Data records
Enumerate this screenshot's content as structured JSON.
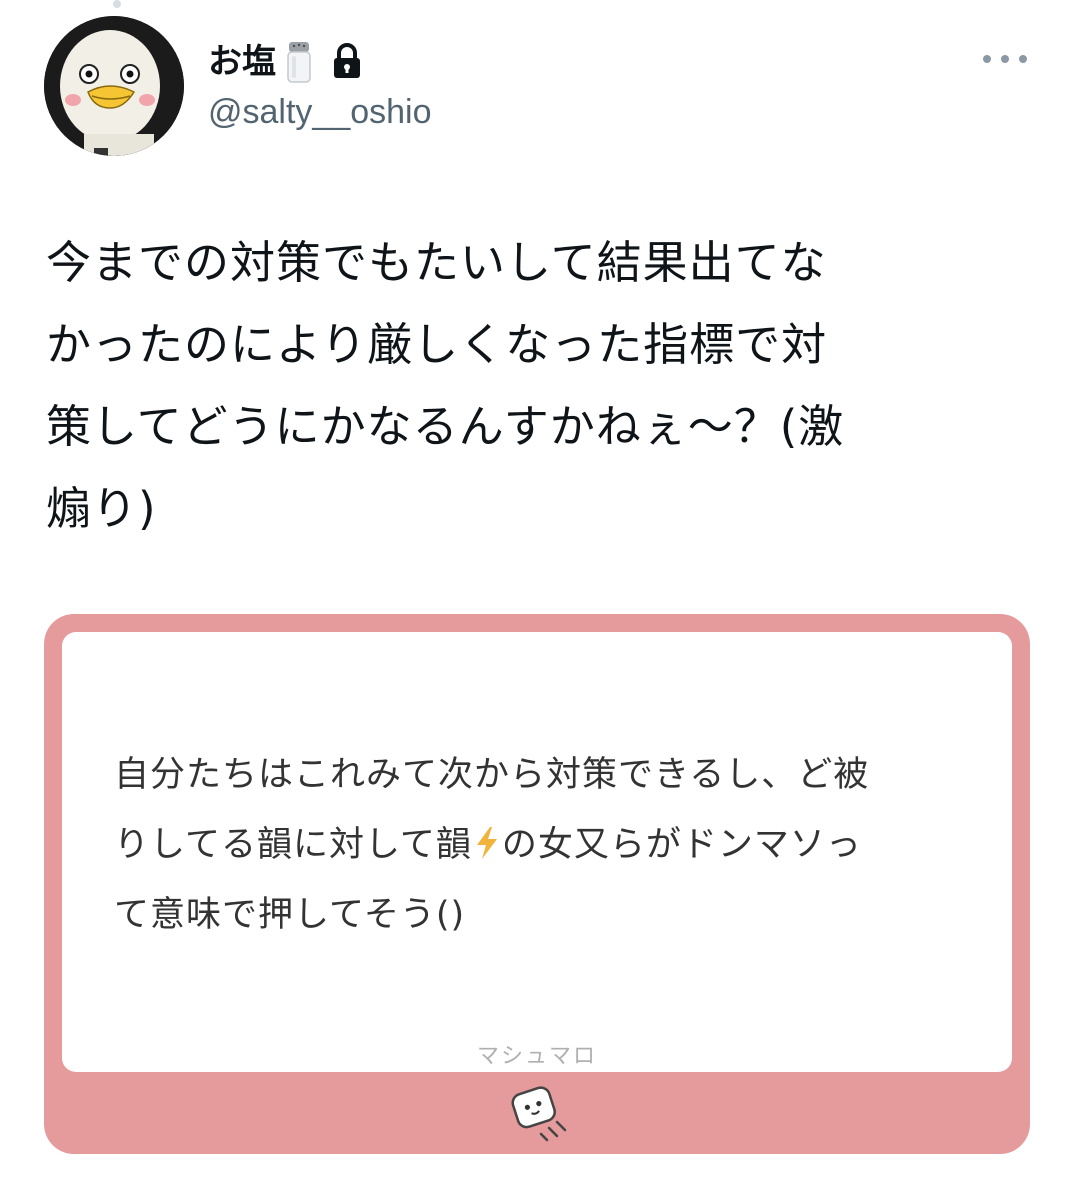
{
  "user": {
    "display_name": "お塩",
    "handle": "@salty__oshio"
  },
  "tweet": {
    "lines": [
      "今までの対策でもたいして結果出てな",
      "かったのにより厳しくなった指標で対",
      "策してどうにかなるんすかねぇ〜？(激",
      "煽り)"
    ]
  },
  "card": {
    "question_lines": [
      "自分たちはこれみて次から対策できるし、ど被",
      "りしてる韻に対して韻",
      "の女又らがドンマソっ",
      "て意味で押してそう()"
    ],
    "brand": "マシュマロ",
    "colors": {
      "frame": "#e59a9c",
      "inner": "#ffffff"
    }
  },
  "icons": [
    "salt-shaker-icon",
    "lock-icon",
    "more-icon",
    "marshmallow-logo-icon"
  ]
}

==

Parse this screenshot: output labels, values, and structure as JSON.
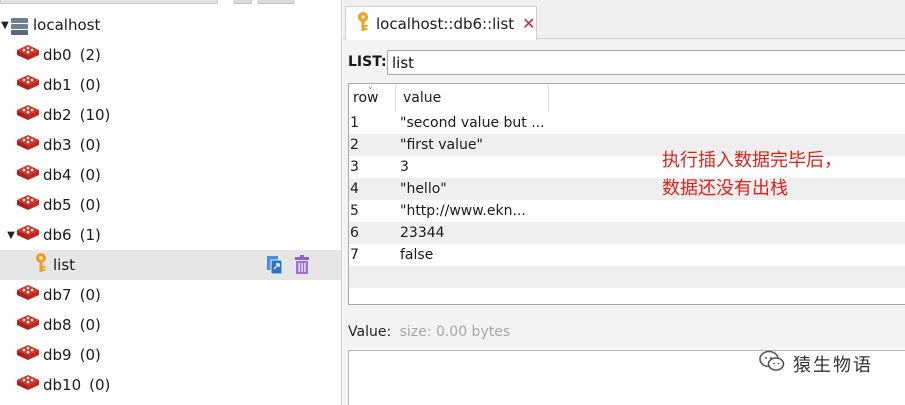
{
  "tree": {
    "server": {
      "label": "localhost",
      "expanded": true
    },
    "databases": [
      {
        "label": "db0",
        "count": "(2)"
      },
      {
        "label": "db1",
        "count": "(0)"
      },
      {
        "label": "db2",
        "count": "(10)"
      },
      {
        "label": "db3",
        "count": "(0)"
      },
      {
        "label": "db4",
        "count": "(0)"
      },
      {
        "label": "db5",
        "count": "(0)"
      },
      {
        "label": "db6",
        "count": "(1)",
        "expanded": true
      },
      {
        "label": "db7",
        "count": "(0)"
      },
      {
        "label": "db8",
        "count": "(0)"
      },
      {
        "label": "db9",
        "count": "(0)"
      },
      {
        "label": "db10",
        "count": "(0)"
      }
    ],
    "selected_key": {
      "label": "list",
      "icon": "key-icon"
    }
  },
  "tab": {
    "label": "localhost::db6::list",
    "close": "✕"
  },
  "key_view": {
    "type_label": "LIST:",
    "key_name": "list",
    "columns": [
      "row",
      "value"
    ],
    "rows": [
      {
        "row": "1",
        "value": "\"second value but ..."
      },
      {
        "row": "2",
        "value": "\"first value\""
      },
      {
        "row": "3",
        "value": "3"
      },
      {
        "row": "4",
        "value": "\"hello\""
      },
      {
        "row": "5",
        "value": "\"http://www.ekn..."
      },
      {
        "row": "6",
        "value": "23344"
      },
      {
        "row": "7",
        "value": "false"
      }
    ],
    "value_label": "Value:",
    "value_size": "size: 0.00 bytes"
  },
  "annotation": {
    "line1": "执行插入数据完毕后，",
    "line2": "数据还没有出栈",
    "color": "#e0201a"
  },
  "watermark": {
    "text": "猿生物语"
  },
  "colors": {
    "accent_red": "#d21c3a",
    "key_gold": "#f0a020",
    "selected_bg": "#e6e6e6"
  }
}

What the task asks
Your task is to gather all lines from the entries above that hold the word "screenshot".

Answer below
Enumerate this screenshot's content as structured JSON.
Parse this screenshot: output labels, values, and structure as JSON.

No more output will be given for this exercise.